Dataset rows:
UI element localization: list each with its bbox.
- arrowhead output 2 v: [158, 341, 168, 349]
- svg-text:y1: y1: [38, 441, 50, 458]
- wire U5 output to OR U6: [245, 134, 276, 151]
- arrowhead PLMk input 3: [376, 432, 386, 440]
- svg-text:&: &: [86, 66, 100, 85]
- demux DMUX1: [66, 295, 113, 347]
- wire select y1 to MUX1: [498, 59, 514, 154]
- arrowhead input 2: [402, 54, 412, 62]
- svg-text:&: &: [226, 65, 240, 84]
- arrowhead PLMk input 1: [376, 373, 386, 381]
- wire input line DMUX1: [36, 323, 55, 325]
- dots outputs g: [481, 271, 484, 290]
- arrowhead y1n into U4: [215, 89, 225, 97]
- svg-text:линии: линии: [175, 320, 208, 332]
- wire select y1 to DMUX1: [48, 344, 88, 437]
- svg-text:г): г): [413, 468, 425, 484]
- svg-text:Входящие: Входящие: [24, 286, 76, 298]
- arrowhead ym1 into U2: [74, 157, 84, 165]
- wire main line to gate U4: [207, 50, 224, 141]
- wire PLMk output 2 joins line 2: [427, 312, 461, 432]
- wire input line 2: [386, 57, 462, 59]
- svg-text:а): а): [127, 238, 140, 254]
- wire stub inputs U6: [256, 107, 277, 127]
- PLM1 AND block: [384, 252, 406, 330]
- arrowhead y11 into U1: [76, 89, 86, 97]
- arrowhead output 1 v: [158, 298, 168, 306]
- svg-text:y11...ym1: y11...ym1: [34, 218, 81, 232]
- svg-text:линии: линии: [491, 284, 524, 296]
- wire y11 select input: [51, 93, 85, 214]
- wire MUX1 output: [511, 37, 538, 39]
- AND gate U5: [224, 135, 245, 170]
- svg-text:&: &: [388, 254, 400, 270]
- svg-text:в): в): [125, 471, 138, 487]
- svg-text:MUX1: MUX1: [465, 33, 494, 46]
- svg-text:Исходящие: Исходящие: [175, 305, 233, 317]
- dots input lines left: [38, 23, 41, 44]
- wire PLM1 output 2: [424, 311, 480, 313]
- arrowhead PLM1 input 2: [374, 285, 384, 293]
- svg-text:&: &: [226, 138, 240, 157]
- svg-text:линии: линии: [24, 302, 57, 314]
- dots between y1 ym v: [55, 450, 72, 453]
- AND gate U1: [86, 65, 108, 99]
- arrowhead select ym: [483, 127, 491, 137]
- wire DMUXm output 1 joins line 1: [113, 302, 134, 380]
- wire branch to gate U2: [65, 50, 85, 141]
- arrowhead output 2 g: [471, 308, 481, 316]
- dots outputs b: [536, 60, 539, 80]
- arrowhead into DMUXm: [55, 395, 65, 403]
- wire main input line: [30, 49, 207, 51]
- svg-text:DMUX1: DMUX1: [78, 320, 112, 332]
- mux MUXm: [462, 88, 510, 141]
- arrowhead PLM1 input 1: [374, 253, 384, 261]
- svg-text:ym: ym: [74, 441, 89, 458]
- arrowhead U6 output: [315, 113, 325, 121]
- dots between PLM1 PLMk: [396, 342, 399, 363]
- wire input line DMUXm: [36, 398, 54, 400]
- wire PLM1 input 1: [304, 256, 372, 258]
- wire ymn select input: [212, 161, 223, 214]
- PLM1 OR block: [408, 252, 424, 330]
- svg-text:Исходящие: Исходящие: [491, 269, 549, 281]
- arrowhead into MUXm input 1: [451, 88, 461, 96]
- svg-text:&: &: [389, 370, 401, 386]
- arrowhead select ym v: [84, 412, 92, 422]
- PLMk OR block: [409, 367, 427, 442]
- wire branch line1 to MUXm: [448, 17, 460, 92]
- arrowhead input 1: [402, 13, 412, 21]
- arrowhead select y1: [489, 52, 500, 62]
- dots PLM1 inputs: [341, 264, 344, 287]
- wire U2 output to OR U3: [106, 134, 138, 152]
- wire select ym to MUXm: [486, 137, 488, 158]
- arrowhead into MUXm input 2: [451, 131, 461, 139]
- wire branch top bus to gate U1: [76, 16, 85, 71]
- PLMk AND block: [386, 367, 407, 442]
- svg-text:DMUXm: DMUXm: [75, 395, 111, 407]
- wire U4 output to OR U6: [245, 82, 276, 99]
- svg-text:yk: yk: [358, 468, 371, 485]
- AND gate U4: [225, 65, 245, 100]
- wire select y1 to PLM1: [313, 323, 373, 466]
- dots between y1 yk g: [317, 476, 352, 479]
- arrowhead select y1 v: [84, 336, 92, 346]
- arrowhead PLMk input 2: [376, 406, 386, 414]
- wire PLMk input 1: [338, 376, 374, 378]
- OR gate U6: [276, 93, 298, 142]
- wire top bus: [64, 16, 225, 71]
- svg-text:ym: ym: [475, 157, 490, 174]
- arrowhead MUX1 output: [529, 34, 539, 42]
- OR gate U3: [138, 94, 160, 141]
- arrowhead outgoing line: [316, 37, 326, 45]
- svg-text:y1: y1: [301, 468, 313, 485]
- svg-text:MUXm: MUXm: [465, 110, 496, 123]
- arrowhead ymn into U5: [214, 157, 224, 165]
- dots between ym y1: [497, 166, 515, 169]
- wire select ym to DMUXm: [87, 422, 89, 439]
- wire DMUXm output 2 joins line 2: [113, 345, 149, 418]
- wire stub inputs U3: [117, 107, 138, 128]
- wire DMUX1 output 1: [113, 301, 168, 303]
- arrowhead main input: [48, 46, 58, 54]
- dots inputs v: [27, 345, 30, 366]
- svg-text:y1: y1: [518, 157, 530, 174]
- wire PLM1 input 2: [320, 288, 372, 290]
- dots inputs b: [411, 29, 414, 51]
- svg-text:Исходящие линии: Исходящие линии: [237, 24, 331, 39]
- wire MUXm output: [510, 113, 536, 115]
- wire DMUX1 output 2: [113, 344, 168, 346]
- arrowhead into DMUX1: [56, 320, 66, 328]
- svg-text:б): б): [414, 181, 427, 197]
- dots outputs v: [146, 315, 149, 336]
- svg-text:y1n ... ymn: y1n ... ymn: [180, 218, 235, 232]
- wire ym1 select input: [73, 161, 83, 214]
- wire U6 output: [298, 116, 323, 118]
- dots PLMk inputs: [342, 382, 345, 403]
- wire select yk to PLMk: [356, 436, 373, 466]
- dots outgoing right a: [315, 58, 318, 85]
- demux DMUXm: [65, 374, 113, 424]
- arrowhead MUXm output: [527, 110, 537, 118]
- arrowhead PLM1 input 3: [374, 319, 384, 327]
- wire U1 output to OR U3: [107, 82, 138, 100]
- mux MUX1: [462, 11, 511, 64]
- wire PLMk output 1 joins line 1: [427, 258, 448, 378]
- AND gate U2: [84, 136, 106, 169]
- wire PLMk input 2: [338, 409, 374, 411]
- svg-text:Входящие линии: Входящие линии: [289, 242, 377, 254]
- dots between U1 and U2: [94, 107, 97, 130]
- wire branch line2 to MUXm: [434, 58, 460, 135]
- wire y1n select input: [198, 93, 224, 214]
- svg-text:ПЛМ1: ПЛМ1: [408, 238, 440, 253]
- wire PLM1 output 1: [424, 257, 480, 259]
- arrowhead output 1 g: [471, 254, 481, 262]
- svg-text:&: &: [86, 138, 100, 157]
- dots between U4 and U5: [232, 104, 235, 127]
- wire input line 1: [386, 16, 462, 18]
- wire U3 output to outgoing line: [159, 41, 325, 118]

→ Set task
Update the stretch from the start of the records through the line containing "- wire input line DMUX1: [36, 323, 55, 325]" by replacing "arrowhead" with "pointer" and leaving everything else unchanged. Return only those lines.

→ Exercise result
UI element localization: list each with its bbox.
- pointer output 2 v: [158, 341, 168, 349]
- svg-text:y1: y1: [38, 441, 50, 458]
- wire U5 output to OR U6: [245, 134, 276, 151]
- pointer PLMk input 3: [376, 432, 386, 440]
- svg-text:&: &: [86, 66, 100, 85]
- demux DMUX1: [66, 295, 113, 347]
- wire select y1 to MUX1: [498, 59, 514, 154]
- pointer input 2: [402, 54, 412, 62]
- svg-text:&: &: [226, 65, 240, 84]
- pointer PLMk input 1: [376, 373, 386, 381]
- wire input line DMUX1: [36, 323, 55, 325]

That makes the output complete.